▸ **Supplied text**:
━━━

Intel Adds Hand-Tracking To Project Tango Phone, Without Peripherals

Back at IDF 2015, I saw a couple of demos with Intel’s Project Tango smartphone, and although I could see the potential for what the group was trying to accomplish, the whole thing was a little rough.

In just a few months, the group inside Intel working on Project Tango has added at least one major update, in the way of hand and object tracking, and the Intel team did it without using any additional peripherals. At IDF, they showed hand tracking with an OSVR headset and a Leap Motion sensor mounted on the front. Now, they can do it with just the RealSense camera (ZR300) embedded into the phone, with six degrees of freedom (6DoF).

To be more specific, project head Paul Zhao calls it “hand virtualization,” not “hand tracking,” but the effect is the same. You can see your hands rendered in the virtual environment. If you get the device’s camera close enough, you can see a facsimile of any walls or other people you might bump into, as well.

HMD And No HMD

There are really two ways to use a device like Intel’s Project Tango phone. One way is as an augmented reality device, where you hold up the camera, and through the phone’s display you can see various things superimposed on the real world. Another way is to drop the phone into an HMD and enter a VR environment.

━━━

▸ **Record extracts**:

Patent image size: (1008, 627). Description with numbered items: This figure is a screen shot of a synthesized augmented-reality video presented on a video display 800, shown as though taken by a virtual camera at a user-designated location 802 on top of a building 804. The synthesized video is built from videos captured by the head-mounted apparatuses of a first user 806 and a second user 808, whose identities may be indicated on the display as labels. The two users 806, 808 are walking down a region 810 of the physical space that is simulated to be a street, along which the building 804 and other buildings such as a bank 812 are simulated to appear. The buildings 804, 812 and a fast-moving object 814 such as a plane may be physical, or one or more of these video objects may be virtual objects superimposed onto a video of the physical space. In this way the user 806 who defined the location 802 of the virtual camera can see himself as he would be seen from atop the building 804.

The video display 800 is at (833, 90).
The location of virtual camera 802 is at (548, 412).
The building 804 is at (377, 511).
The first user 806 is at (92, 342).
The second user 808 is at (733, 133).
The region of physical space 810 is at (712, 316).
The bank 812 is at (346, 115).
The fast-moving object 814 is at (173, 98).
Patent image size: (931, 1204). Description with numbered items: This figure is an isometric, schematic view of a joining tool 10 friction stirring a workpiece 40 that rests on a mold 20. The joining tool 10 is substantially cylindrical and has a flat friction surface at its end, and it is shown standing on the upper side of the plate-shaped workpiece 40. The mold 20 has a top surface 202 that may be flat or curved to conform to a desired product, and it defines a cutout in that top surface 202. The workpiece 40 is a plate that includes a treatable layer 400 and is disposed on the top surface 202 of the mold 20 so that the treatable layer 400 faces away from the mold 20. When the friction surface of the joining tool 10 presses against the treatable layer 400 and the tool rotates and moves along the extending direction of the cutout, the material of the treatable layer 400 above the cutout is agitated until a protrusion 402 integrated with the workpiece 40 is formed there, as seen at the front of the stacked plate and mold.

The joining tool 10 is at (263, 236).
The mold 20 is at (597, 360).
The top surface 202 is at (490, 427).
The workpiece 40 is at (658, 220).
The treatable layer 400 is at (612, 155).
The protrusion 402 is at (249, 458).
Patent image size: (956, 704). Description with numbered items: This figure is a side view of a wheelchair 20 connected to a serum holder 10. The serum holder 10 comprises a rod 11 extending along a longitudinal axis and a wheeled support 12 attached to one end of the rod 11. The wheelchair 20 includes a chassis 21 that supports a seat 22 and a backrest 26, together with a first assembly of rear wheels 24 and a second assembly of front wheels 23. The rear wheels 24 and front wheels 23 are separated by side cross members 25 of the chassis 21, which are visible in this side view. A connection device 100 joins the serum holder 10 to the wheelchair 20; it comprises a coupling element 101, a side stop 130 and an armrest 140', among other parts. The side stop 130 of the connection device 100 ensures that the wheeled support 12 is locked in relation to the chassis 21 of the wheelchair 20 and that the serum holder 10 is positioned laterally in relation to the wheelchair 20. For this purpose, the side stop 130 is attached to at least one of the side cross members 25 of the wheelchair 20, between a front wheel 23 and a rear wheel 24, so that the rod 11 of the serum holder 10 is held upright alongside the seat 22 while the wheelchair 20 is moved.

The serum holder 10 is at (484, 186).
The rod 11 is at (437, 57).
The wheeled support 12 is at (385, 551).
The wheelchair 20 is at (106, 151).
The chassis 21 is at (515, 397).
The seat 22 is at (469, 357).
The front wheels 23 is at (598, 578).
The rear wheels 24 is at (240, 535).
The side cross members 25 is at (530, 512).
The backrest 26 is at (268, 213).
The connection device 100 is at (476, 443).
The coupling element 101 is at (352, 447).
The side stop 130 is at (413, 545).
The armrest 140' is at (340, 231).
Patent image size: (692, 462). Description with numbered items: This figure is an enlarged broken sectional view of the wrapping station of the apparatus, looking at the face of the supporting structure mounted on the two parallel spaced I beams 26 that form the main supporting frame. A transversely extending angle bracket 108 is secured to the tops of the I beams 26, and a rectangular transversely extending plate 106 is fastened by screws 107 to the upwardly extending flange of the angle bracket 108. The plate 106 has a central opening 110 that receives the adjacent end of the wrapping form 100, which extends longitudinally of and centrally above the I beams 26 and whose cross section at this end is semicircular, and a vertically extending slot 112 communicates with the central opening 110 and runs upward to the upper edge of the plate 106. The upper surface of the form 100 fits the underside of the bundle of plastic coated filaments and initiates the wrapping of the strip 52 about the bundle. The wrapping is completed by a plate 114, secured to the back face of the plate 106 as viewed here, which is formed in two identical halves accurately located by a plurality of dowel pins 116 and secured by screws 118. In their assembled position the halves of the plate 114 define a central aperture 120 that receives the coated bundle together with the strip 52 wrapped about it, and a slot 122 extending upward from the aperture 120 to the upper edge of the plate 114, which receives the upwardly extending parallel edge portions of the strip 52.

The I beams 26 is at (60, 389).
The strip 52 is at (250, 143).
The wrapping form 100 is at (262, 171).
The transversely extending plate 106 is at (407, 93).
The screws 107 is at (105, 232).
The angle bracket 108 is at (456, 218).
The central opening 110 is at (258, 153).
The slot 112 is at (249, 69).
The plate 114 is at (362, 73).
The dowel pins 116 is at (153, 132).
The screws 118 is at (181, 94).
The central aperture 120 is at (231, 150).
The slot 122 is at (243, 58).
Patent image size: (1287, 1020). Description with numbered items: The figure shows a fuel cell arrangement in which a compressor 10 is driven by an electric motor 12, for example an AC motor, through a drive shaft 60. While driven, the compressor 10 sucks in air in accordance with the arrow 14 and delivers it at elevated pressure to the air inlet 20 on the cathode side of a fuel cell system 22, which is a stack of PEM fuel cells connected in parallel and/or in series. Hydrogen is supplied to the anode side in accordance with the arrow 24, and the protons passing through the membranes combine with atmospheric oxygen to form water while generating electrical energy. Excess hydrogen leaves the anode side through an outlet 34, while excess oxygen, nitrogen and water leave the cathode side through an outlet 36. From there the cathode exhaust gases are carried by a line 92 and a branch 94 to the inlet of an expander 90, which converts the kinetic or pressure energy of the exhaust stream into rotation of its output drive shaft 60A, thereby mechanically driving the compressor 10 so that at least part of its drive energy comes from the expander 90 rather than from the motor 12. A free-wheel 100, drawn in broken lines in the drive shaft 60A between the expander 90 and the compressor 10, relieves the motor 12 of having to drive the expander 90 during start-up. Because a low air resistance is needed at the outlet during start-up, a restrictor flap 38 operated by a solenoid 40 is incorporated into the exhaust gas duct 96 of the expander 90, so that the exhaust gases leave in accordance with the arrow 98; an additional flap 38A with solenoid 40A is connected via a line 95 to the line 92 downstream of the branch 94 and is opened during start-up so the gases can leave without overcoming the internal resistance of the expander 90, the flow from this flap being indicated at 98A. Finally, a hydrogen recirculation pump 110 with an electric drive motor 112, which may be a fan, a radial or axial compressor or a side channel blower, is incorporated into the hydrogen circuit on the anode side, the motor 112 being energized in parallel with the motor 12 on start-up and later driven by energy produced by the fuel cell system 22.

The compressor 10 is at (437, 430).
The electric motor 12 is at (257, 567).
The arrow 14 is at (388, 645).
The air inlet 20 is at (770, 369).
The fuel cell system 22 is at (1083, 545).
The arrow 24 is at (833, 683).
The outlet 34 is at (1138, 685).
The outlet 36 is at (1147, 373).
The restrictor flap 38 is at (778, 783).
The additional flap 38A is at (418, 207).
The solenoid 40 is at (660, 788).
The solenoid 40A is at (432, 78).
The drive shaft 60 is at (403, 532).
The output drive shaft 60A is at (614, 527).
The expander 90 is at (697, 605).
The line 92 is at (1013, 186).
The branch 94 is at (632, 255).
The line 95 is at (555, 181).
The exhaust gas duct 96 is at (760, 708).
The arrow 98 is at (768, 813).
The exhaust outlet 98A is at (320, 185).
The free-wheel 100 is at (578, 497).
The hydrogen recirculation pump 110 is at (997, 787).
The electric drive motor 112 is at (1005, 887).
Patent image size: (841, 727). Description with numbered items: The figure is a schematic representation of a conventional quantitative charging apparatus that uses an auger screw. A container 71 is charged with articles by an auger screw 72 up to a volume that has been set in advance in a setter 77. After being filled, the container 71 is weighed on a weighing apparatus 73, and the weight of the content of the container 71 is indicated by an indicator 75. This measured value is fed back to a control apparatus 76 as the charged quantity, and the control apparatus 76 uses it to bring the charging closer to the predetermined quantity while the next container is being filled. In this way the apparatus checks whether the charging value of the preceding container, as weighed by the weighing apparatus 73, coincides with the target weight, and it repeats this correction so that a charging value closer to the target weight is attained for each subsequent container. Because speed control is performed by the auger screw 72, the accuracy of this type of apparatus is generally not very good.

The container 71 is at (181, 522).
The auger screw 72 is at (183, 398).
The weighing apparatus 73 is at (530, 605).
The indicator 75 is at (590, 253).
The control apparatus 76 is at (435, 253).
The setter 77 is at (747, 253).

━━━

▸ **Check your understanding**:
a - In the Project Tango article, which camera built into the phone now handles hand tracking?
b - Carry the Project Tango article forward from its last sentence.
The lines are separate material, unrelated to the Project Tango article.

▸ **Outputs for the tasks**:
a - The RealSense camera (ZR300).

b -
Zhao showed me a simple HMD that the Tango team whipped up, and he ran me through a couple of demos. Mainly, I was presented with a mountainous environment and my virtualized hands extended out in front of me. I could walk over to a stone structure and knock it over, put my hand under a waterfall and watch the water splash off of it, and walk off the edge of the cliff. (I didn’t, though, because I could not force myself to do it, and furthermore, when I edged close to the precipice, I bumped into a real physical wall, and after that I was done pushing my luck.)

The hand tracking virtualization was far superior to what I saw at IDF, but there’s still some work to do. As you can see from the images, the facsimile hand is quite pixelated, and you have to keep your hands extended far out in front of you so that the RealSense camera can see them. With slower movements, the tracking was persistent, but I’m not confident that it will be strong when you move more quickly. (To be honest, I didn’t even think to test that out, because when I had the HMD on, I was in an area with lots of foot traffic and nearby walls, and I didn’t want to whack anyone.)

There’s a two-pronged approach to achieving this tracking, one active and one passive. The first part consists of laser projection (active); lasers bounce off of objects to let the camera know where they are. However, this leaves “holes” in the picture. Zhao noted that although they could send out a shotgun blast of lasers to get a more complete picture, what ends up happening is that you get too much noise and false positives. Therefore, they limit the number of lasers and instead employ “ambient IR” (passive) to fill in those holes without introducing all the noise.

Intel Is In The Camera Business

Intel’s Project Tango team deserves some acclaim for making big strides in a relatively short time.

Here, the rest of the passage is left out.